**Data to process:**
==================================================

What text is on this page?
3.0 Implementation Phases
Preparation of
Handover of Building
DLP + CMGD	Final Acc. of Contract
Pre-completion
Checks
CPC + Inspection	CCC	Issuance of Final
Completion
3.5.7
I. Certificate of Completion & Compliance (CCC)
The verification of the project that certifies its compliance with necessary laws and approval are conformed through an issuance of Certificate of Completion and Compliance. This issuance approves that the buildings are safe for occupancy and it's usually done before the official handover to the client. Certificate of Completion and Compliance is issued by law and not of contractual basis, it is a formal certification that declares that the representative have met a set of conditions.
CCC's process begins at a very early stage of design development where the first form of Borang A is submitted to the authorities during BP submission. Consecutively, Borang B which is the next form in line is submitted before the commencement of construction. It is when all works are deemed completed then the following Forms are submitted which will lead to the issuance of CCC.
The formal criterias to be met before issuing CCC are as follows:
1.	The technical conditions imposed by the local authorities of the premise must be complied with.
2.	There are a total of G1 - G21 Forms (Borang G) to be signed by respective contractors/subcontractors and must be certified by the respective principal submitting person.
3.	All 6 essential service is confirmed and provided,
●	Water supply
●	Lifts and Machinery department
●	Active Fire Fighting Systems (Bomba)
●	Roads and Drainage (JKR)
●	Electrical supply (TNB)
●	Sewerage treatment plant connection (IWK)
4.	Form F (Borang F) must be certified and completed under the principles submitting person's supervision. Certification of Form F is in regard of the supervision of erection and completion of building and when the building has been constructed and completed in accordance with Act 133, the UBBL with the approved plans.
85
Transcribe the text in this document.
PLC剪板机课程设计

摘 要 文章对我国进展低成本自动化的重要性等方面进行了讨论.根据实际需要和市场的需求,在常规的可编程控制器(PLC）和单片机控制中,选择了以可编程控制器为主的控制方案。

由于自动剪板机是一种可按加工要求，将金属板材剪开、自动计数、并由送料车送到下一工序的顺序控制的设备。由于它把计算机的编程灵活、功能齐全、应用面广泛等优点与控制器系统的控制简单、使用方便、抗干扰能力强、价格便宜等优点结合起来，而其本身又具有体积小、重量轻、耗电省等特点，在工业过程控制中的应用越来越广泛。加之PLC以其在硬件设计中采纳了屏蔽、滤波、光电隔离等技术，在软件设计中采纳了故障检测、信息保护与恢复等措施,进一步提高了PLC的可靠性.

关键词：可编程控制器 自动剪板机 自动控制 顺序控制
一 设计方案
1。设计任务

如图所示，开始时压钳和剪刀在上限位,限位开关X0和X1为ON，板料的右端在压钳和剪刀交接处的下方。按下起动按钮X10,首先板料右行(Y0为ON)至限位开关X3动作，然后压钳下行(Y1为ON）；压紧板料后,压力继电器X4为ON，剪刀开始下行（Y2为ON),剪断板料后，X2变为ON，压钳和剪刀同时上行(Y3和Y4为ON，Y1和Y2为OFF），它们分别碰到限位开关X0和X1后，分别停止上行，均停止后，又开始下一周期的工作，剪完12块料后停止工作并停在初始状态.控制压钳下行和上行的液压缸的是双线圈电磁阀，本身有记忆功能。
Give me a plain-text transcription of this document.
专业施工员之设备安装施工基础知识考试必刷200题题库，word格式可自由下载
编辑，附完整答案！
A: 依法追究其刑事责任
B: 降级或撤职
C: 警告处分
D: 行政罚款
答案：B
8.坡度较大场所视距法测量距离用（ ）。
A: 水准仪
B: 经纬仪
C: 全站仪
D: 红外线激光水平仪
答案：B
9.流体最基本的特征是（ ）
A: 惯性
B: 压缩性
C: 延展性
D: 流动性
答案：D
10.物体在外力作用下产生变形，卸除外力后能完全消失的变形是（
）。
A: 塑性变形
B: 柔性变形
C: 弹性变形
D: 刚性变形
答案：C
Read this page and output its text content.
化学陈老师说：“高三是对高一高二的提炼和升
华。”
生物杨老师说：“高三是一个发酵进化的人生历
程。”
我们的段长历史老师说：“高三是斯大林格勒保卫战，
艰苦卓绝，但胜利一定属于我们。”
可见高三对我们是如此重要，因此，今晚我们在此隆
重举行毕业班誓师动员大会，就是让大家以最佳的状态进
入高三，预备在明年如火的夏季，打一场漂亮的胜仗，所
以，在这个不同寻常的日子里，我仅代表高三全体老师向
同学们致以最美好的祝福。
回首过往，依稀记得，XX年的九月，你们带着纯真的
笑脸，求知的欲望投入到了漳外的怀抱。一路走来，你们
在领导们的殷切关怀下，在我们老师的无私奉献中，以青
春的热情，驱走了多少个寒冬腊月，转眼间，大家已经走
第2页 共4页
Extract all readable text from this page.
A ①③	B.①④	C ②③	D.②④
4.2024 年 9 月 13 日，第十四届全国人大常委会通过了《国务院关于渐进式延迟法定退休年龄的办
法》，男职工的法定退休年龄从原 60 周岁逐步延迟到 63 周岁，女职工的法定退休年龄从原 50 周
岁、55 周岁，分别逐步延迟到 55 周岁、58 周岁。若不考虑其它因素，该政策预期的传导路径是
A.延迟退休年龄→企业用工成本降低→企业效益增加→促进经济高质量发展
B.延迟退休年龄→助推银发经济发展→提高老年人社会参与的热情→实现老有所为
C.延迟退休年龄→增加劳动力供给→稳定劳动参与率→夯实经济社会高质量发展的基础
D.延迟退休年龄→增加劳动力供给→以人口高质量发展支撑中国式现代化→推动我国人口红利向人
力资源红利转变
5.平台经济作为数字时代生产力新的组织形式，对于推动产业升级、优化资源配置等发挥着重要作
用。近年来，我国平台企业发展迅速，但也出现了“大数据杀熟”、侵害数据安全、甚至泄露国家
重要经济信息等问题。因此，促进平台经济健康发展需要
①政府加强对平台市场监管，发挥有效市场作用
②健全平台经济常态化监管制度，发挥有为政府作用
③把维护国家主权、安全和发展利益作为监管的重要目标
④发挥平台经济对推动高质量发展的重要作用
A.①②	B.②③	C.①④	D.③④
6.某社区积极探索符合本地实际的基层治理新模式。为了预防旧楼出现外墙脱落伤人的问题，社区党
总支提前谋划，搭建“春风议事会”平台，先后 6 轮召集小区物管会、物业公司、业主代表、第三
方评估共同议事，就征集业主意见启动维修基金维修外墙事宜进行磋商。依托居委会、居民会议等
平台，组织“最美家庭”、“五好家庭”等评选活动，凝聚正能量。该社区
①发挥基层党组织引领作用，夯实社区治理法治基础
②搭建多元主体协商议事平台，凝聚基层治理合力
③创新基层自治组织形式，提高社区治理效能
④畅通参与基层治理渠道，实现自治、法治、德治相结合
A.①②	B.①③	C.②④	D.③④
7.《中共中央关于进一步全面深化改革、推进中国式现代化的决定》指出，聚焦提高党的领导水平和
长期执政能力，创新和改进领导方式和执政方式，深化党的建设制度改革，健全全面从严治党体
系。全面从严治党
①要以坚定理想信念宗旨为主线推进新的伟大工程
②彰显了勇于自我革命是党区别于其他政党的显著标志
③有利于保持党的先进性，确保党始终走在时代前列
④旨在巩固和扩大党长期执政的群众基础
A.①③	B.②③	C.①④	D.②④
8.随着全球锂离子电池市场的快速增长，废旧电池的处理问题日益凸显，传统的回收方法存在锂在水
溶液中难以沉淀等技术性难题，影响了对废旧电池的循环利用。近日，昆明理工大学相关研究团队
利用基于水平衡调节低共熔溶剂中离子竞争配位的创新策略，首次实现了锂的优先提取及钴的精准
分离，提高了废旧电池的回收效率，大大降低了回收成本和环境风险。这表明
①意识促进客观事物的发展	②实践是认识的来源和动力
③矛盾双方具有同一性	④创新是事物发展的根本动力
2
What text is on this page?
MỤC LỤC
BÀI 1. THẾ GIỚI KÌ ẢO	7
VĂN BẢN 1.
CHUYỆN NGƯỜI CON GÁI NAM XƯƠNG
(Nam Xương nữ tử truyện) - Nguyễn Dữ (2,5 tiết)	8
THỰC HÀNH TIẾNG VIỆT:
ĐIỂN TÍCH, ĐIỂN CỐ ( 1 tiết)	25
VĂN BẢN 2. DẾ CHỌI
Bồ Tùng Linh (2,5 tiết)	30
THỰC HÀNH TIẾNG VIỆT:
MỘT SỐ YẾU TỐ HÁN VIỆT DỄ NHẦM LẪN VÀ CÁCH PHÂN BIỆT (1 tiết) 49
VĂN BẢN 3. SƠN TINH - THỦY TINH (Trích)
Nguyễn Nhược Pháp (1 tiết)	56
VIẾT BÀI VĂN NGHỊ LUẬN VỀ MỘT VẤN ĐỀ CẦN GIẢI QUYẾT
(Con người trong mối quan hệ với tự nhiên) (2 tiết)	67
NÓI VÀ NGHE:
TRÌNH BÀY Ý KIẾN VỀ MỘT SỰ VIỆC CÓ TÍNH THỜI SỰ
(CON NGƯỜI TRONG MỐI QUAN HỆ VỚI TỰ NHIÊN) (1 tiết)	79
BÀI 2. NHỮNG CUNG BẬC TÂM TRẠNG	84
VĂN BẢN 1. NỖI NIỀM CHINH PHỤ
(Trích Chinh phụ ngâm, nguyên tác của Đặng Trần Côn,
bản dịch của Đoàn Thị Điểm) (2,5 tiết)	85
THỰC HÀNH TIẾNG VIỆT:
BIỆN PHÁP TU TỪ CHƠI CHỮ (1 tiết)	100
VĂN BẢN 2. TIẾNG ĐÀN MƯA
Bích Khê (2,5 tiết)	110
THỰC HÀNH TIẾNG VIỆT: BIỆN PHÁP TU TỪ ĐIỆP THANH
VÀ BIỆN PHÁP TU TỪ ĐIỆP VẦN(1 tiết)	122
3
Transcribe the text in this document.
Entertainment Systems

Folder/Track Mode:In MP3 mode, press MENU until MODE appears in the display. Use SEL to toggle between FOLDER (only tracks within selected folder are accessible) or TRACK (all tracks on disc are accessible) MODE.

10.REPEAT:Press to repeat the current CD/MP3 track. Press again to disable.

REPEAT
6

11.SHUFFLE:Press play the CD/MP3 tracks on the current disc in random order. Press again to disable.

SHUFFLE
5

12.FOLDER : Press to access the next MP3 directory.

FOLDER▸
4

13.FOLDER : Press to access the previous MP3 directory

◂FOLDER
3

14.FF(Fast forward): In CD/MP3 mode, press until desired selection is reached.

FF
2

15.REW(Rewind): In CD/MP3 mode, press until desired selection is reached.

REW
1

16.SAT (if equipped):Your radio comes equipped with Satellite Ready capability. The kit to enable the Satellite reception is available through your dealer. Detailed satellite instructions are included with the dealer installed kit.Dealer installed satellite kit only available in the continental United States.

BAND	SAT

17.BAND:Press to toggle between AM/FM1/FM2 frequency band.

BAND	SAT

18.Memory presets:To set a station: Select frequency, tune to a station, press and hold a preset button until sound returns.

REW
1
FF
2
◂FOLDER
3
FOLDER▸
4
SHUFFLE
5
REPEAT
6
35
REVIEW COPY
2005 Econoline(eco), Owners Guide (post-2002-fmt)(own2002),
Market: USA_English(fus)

==================================================

**Exercise goal:**
Copy each line that holds the word "Systems".

**Result below:**
●	Active Fire Fighting Systems (Bomba)
Entertainment Systems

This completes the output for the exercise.